DIRECTIONS:
Find and copy each line of the records where the string "frac" shows up.
___ DATA FOR THIS TASK ___
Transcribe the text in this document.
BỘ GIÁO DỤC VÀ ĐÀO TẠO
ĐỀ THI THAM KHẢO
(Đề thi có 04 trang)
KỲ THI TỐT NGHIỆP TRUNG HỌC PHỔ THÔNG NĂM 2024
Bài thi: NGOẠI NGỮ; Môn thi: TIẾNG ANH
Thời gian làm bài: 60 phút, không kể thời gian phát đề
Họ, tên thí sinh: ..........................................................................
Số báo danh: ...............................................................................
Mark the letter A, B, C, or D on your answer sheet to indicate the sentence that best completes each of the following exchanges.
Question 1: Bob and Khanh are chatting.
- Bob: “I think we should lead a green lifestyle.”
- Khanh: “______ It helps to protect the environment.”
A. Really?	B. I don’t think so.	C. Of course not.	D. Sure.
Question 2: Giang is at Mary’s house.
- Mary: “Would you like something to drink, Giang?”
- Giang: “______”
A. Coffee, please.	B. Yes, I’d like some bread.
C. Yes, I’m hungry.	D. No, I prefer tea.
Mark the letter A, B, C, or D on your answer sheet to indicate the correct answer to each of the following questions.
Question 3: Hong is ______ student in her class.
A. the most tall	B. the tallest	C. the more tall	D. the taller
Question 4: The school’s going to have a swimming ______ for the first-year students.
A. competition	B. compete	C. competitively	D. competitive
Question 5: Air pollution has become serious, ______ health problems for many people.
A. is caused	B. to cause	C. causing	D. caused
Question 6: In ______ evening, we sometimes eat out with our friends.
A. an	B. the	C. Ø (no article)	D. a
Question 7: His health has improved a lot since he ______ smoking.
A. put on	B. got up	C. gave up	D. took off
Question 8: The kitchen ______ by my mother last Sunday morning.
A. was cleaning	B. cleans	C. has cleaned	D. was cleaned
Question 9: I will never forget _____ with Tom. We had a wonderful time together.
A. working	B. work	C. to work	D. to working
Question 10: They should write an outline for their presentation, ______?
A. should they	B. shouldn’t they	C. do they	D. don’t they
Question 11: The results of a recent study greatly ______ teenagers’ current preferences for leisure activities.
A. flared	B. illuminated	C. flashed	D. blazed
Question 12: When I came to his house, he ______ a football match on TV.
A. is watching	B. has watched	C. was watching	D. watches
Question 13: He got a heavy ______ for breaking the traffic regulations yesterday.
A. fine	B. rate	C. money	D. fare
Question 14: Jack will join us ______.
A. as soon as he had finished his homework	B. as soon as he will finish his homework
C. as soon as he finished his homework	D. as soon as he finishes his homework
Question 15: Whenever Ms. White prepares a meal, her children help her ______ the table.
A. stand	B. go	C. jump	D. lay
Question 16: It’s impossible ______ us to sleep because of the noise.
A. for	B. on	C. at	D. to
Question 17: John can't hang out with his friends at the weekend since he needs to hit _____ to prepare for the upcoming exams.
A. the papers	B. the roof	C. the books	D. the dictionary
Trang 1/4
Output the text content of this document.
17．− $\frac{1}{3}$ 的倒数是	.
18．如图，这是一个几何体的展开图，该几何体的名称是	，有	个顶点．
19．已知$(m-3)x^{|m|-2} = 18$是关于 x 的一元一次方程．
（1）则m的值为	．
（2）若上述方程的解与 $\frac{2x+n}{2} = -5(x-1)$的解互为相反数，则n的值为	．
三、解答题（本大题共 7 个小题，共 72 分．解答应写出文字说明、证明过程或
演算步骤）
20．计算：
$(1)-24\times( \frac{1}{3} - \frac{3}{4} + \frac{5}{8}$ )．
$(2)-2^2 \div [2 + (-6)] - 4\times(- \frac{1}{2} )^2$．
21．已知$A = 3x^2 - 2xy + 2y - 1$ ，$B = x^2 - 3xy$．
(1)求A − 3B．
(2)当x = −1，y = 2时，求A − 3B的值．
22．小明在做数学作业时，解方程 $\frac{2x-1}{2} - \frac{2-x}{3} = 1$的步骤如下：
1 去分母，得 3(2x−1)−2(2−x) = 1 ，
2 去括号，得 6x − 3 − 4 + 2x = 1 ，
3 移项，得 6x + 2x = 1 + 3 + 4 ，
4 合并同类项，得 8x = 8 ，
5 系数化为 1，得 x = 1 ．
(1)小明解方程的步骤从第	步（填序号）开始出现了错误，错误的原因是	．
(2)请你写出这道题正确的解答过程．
___
RESULT:
17．− $\frac{1}{3}$ 的倒数是	.
（2）若上述方程的解与 $\frac{2x+n}{2} = -5(x-1)$的解互为相反数，则n的值为	．
$(1)-24\times( \frac{1}{3} - \frac{3}{4} + \frac{5}{8}$ )．
$(2)-2^2 \div [2 + (-6)] - 4\times(- \frac{1}{2} )^2$．
22．小明在做数学作业时，解方程 $\frac{2x-1}{2} - \frac{2-x}{3} = 1$的步骤如下：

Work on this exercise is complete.